▶ [Instruction]:
In the entries below, find the lines that contain the word "Mean" and copy them.

▶ [The records]:
--------------------------------------------------

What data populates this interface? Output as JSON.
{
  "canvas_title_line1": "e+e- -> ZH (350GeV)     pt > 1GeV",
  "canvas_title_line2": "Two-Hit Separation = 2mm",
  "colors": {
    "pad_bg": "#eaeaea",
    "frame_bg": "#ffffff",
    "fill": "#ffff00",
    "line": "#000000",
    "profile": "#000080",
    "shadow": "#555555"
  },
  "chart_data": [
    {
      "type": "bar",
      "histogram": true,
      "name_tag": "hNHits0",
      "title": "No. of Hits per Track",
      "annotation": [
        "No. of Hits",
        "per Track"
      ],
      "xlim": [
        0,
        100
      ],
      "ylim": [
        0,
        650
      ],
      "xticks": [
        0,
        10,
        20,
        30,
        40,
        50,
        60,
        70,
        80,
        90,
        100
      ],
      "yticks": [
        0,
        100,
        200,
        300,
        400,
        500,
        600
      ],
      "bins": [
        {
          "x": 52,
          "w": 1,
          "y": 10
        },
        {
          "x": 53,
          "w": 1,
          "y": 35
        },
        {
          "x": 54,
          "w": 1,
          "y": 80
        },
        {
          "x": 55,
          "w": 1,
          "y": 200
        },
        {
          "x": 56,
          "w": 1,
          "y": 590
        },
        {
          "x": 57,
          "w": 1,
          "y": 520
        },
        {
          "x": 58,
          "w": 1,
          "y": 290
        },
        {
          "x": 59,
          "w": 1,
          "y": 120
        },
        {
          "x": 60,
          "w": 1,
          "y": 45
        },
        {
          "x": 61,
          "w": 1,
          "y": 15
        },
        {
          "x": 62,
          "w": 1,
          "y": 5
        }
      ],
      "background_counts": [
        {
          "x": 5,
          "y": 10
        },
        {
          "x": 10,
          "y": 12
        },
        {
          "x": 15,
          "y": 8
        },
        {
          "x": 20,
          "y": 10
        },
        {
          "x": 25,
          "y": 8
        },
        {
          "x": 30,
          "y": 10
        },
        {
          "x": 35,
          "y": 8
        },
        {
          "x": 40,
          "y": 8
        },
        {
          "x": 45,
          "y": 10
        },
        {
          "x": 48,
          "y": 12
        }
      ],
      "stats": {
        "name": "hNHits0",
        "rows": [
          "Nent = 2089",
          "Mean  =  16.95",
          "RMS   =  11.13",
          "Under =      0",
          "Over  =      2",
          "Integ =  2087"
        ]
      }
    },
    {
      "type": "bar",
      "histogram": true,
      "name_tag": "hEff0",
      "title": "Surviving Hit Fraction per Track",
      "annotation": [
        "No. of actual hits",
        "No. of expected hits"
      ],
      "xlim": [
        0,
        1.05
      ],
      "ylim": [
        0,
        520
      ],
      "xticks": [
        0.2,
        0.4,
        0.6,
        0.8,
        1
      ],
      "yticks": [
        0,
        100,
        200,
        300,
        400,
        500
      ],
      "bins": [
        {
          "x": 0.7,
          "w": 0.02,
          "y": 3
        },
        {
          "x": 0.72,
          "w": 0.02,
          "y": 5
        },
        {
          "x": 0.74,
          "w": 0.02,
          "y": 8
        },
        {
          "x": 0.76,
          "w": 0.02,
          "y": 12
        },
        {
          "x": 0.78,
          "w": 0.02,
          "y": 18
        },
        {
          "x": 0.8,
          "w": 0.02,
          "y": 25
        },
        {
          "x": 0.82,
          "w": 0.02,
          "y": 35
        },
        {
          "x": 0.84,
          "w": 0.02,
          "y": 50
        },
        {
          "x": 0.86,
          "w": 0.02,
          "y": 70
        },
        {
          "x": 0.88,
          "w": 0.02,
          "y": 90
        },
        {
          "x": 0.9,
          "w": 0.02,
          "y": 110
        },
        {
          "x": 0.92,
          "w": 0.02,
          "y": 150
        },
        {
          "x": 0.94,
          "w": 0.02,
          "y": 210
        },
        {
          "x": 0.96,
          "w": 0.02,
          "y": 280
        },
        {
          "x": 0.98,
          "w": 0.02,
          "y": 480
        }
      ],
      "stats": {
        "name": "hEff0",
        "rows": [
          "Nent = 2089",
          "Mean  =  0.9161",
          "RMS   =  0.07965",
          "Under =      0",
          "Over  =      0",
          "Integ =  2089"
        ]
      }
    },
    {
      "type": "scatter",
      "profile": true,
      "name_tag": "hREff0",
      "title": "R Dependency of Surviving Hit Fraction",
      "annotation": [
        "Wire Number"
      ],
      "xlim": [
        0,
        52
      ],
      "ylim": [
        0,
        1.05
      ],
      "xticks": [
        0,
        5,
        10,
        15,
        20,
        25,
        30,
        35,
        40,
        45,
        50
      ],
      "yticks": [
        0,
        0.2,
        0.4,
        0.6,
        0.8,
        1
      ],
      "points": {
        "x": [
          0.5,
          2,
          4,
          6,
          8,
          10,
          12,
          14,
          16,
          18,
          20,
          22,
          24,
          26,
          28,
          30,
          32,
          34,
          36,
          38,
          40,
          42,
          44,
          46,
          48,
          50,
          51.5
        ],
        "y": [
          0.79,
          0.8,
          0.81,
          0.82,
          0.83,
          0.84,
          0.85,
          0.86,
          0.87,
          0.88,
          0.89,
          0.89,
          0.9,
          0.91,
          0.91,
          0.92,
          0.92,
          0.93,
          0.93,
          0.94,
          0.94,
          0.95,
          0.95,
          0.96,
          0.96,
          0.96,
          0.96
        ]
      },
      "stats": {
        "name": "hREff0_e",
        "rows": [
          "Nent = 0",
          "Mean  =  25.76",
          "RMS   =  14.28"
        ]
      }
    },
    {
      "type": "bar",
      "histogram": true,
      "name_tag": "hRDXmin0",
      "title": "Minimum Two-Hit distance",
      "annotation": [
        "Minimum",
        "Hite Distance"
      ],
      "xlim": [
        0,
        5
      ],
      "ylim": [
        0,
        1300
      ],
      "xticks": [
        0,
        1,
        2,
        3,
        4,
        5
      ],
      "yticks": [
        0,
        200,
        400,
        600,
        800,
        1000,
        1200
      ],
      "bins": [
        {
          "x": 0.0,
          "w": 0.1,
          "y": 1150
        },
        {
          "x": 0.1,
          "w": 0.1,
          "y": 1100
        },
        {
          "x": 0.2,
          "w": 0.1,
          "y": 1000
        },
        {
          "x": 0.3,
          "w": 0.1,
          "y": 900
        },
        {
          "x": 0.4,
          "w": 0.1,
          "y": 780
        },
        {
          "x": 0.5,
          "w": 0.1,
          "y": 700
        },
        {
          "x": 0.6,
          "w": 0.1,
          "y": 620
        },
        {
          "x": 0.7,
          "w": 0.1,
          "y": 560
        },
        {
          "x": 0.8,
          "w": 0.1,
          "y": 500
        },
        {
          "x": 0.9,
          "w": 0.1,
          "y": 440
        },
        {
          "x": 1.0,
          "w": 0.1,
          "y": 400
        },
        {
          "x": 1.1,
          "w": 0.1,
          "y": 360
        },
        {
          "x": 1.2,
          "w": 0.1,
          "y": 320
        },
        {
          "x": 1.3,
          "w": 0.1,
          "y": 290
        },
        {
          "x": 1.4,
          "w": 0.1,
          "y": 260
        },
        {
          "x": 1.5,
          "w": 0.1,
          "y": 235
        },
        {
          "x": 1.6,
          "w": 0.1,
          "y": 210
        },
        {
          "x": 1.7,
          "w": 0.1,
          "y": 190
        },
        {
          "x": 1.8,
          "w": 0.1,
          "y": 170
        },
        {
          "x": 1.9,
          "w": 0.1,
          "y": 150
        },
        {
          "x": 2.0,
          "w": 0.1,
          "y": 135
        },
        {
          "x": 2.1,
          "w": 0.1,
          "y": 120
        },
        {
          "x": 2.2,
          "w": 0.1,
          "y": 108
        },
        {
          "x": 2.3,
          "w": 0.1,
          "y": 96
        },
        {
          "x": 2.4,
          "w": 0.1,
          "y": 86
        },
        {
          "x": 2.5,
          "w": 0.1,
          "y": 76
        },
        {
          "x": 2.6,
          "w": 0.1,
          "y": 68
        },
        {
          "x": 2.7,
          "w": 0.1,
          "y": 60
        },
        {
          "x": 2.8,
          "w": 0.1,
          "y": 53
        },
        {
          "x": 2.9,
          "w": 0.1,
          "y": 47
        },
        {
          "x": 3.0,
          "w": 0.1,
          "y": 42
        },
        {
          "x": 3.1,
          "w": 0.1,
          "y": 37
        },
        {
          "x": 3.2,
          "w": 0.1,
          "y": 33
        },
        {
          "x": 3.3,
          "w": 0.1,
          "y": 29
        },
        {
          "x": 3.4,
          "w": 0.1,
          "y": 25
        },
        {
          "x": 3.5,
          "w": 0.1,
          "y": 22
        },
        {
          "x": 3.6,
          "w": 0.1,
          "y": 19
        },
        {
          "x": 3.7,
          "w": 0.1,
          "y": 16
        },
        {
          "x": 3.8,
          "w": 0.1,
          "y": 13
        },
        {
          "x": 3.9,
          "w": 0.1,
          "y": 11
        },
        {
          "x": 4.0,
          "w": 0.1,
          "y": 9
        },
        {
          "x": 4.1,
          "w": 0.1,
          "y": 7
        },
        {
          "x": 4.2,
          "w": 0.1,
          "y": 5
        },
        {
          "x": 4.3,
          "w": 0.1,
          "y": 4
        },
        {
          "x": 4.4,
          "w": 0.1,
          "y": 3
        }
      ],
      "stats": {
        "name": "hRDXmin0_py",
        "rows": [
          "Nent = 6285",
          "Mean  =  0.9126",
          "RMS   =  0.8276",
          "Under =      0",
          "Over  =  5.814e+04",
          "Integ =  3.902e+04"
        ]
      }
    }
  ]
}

--------------------------------------------------

▶ [Output below]:
          "Mean  =  16.95",
          "Mean  =  0.9161",
          "Mean  =  25.76",
          "Mean  =  0.9126",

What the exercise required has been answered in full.